## TASK INSTRUCTIONS
Provide an exact reproduction of every entry.

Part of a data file

▶

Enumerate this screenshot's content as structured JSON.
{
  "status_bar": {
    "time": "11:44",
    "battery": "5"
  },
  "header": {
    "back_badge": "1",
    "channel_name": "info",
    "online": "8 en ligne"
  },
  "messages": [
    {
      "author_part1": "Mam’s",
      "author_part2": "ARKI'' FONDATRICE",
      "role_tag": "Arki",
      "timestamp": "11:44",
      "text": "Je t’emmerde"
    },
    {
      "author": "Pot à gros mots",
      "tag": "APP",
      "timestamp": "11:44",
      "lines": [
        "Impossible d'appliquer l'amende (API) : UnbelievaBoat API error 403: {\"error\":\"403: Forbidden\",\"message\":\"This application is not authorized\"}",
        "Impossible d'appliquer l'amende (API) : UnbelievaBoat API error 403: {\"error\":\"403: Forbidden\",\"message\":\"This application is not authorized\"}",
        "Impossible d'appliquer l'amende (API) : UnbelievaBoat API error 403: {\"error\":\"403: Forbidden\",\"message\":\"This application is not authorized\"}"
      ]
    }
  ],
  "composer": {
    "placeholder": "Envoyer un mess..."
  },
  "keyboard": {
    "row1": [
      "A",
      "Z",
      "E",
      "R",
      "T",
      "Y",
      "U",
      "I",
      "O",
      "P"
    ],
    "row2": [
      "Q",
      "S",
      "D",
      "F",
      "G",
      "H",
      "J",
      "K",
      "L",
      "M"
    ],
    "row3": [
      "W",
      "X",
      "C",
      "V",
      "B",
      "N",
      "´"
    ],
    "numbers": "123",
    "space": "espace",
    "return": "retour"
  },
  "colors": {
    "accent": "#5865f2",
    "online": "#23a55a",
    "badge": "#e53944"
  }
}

◀

## TASK RESPONSE
Enumerate this screenshot's content as structured JSON.
{
  "status_bar": {
    "time": "11:44",
    "battery": "5"
  },
  "header": {
    "back_badge": "1",
    "channel_name": "info",
    "online": "8 en ligne"
  },
  "messages": [
    {
      "author_part1": "Mam’s",
      "author_part2": "ARKI'' FONDATRICE",
      "role_tag": "Arki",
      "timestamp": "11:44",
      "text": "Je t’emmerde"
    },
    {
      "author": "Pot à gros mots",
      "tag": "APP",
      "timestamp": "11:44",
      "lines": [
        "Impossible d'appliquer l'amende (API) : UnbelievaBoat API error 403: {\"error\":\"403: Forbidden\",\"message\":\"This application is not authorized\"}",
        "Impossible d'appliquer l'amende (API) : UnbelievaBoat API error 403: {\"error\":\"403: Forbidden\",\"message\":\"This application is not authorized\"}",
        "Impossible d'appliquer l'amende (API) : UnbelievaBoat API error 403: {\"error\":\"403: Forbidden\",\"message\":\"This application is not authorized\"}"
      ]
    }
  ],
  "composer": {
    "placeholder": "Envoyer un mess..."
  },
  "keyboard": {
    "row1": [
      "A",
      "Z",
      "E",
      "R",
      "T",
      "Y",
      "U",
      "I",
      "O",
      "P"
    ],
    "row2": [
      "Q",
      "S",
      "D",
      "F",
      "G",
      "H",
      "J",
      "K",
      "L",
      "M"
    ],
    "row3": [
      "W",
      "X",
      "C",
      "V",
      "B",
      "N",
      "´"
    ],
    "numbers": "123",
    "space": "espace",
    "return": "retour"
  },
  "colors": {
    "accent": "#5865f2",
    "online": "#23a55a",
    "badge": "#e53944"
  }
}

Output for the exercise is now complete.